MATERIAL FOR THIS EXERCISE:
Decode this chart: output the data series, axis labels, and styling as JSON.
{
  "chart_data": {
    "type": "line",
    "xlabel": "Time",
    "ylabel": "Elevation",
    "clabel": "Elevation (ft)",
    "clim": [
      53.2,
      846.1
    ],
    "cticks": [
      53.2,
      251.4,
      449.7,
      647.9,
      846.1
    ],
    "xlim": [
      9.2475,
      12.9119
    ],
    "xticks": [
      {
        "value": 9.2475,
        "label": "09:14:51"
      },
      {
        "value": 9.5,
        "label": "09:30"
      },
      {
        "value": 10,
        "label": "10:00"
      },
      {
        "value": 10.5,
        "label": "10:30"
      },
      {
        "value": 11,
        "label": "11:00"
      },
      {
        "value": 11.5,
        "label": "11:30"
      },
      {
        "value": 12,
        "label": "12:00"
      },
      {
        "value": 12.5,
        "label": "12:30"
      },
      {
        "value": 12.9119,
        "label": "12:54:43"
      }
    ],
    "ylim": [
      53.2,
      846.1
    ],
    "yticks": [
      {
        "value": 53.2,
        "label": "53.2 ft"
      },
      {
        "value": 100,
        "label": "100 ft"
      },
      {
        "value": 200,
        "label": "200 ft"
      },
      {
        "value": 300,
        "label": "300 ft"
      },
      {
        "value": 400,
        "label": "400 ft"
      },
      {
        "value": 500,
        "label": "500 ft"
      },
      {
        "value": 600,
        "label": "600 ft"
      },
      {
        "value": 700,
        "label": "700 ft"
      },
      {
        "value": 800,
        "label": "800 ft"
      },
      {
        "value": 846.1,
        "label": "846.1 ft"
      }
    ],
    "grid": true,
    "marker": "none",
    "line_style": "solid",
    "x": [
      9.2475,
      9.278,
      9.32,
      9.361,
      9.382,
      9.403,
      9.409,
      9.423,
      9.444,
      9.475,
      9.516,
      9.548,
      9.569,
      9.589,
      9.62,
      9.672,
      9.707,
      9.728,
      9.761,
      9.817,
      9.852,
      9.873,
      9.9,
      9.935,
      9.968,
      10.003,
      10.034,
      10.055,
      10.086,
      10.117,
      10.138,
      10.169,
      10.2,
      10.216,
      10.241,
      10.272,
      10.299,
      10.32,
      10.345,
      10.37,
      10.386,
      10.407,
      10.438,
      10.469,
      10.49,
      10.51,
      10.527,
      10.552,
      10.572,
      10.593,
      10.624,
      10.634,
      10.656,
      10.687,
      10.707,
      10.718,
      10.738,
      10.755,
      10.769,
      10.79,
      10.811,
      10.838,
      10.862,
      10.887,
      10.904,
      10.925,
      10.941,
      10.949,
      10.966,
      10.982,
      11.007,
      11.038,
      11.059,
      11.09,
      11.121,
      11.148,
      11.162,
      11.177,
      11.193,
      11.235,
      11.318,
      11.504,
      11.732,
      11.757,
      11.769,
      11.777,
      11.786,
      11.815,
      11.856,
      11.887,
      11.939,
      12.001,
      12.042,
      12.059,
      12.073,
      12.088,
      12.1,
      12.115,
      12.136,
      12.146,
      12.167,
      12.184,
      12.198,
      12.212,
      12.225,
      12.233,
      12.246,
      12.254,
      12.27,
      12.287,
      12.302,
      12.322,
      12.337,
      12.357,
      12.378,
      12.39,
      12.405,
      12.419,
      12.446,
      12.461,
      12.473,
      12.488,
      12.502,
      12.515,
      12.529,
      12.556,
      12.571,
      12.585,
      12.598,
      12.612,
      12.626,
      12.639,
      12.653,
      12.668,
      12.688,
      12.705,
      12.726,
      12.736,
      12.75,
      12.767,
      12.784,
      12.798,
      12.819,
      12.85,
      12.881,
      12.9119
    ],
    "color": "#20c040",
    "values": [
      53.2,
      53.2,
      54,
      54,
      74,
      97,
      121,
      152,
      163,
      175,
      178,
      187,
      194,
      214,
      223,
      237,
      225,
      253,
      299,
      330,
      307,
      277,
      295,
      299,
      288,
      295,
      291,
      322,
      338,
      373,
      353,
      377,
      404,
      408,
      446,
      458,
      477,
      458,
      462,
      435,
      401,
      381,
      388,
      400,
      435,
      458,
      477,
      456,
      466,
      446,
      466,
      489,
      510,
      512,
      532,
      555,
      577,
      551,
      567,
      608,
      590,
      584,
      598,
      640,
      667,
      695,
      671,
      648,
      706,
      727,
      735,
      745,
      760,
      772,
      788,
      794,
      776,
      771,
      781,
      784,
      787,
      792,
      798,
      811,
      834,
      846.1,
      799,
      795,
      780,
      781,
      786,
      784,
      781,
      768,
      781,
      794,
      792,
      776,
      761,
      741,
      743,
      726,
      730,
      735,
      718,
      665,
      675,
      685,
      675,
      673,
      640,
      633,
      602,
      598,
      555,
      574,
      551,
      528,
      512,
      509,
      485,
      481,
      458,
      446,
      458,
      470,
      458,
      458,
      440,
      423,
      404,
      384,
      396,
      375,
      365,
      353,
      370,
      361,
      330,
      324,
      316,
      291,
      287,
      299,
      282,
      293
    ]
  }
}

YOUR OBJECTIVE:
The word "Elevation" may appear on some lines. Report how many lines hold it, giving the number alone.

FINISHED EXERCISE:
2